## Task statement
Determine the number of lines that have the string "artificielles" in them, and give only that number.

>>>>>

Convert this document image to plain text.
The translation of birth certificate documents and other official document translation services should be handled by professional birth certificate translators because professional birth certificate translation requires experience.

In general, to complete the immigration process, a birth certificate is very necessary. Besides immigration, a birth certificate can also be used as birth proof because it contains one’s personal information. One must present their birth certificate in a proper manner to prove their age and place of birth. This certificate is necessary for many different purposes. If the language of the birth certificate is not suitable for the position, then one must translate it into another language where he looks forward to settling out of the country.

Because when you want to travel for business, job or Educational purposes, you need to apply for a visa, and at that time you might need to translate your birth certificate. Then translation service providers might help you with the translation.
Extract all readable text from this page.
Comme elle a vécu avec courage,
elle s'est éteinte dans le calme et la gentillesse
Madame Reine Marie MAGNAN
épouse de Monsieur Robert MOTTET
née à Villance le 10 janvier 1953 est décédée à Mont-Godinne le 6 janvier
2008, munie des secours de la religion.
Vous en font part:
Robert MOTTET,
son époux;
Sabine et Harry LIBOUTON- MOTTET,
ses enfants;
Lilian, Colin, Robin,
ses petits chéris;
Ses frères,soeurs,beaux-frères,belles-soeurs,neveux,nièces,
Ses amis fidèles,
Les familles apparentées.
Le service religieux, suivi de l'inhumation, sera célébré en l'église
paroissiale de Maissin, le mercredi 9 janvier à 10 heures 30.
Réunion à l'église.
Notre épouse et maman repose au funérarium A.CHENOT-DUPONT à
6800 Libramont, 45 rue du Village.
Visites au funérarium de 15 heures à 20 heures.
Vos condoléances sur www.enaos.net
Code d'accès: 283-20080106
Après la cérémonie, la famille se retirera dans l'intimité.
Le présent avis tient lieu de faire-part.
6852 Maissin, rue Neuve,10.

<<<<<
>>>>>

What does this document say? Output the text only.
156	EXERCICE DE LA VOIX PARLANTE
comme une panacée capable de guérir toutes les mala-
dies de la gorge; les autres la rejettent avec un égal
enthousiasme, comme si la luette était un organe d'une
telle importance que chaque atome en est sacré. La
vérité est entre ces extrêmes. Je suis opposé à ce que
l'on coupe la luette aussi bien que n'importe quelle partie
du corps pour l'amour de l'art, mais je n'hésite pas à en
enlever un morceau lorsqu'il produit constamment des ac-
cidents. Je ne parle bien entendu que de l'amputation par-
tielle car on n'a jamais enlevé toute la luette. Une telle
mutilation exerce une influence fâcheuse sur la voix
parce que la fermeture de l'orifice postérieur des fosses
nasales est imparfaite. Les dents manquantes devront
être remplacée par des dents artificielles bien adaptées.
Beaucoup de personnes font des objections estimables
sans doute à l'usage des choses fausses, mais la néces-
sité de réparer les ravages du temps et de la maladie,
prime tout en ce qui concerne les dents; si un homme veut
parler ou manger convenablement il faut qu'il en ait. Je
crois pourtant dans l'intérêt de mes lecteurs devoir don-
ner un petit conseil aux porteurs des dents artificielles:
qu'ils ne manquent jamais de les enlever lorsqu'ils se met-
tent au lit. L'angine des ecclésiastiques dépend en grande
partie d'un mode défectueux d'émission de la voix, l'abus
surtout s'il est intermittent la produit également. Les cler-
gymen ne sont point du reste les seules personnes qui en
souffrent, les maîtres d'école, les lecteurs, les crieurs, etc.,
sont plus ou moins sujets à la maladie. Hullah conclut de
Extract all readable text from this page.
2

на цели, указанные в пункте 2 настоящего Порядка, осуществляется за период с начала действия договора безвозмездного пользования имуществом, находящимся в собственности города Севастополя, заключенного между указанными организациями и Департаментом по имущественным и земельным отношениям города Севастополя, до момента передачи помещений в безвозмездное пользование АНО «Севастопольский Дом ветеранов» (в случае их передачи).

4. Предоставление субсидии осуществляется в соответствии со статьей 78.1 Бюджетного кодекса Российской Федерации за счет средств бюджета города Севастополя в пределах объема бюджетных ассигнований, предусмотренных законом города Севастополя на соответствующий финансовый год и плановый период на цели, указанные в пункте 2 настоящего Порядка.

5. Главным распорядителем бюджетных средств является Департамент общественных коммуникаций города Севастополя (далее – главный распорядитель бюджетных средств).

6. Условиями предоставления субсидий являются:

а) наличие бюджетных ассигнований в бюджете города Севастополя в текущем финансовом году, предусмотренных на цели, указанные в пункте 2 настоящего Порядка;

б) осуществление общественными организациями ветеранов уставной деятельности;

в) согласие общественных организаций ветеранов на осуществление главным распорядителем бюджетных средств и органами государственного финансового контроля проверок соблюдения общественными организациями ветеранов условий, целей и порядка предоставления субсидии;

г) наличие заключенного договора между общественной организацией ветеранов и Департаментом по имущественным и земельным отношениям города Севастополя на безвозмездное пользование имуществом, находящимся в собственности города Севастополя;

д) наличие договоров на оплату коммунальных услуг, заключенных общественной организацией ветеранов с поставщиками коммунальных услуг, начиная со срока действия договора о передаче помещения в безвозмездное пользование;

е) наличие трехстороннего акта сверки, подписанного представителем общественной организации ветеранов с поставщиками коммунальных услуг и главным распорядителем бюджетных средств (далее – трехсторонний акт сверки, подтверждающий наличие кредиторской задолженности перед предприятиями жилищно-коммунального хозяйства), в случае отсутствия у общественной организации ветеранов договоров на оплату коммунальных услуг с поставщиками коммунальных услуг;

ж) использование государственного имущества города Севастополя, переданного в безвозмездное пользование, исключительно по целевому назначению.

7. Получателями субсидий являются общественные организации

<<<<<
>>>>>

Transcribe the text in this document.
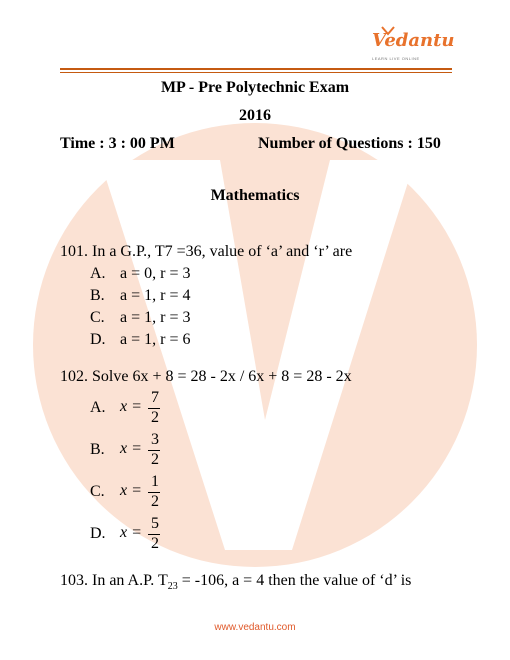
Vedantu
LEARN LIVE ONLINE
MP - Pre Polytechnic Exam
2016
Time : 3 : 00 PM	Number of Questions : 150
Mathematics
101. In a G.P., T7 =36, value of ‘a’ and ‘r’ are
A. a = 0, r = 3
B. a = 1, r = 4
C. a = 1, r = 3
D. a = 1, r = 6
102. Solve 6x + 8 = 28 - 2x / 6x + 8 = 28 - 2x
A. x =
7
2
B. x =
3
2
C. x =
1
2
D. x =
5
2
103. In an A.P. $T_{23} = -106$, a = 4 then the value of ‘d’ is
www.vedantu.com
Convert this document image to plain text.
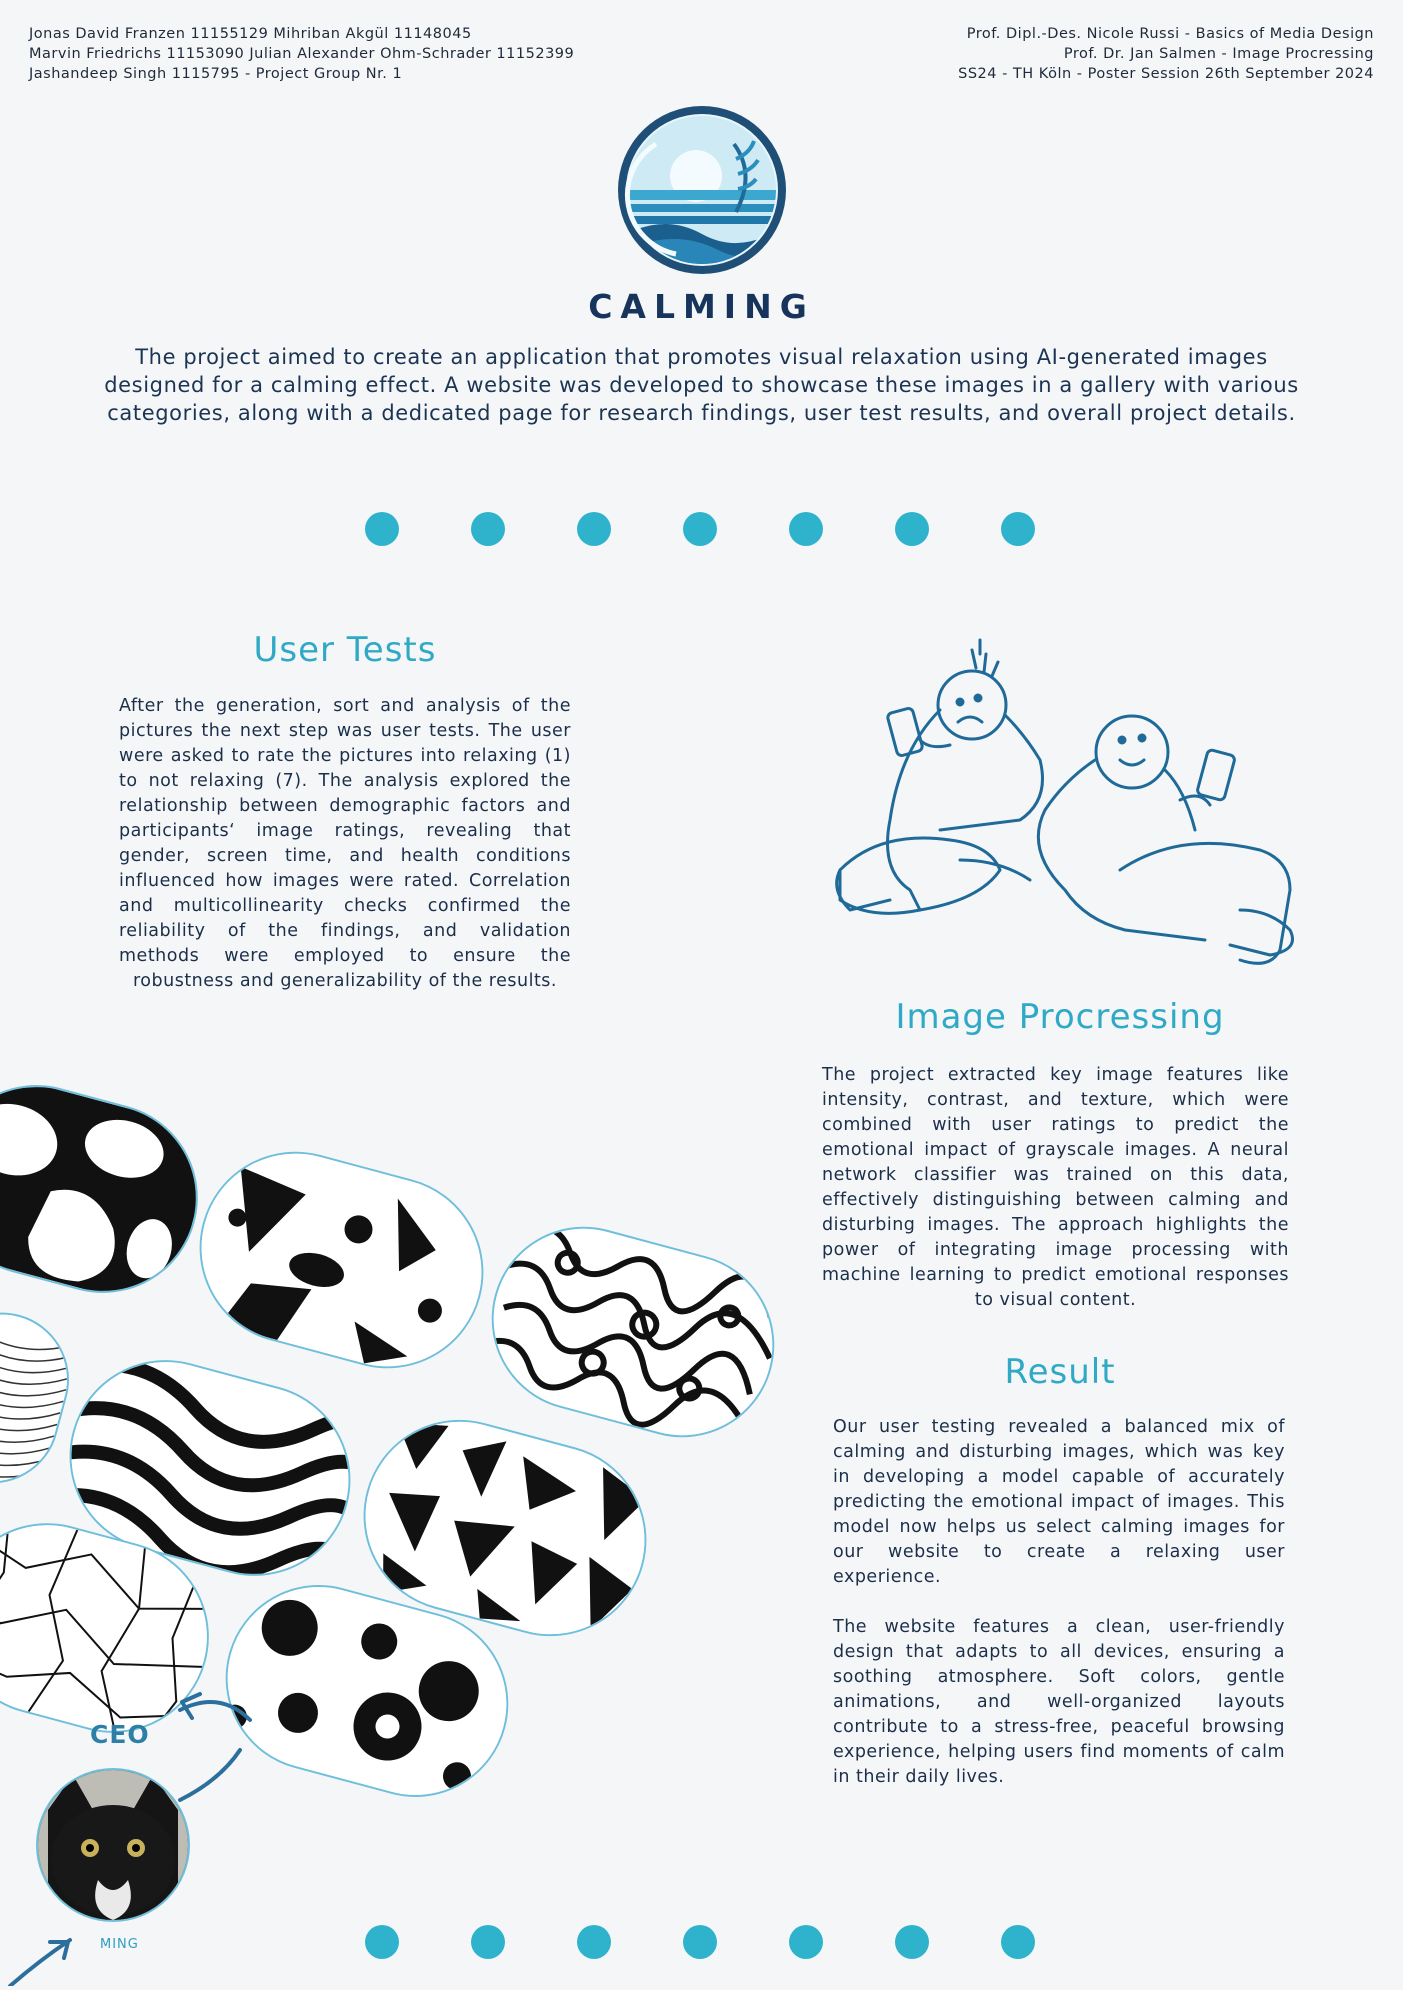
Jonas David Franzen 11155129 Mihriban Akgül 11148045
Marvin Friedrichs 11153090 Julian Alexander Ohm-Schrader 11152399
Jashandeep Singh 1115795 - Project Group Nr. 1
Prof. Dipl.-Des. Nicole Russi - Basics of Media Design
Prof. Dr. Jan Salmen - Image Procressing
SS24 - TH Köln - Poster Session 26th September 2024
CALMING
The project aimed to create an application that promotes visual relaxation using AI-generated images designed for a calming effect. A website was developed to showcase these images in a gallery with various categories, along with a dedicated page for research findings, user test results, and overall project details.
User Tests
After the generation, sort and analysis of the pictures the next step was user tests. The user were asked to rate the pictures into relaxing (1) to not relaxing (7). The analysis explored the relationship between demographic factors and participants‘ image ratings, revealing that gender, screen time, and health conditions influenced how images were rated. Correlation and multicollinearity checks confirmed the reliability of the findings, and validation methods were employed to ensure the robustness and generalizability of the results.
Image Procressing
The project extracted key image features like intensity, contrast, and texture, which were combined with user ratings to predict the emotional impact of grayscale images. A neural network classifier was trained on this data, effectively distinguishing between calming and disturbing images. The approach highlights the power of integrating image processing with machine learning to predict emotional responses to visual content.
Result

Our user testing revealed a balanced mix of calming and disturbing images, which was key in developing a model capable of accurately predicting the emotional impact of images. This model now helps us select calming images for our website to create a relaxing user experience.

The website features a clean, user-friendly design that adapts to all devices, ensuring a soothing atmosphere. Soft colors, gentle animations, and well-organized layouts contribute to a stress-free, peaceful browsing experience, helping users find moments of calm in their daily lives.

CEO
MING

<<<<<

## Expected output
2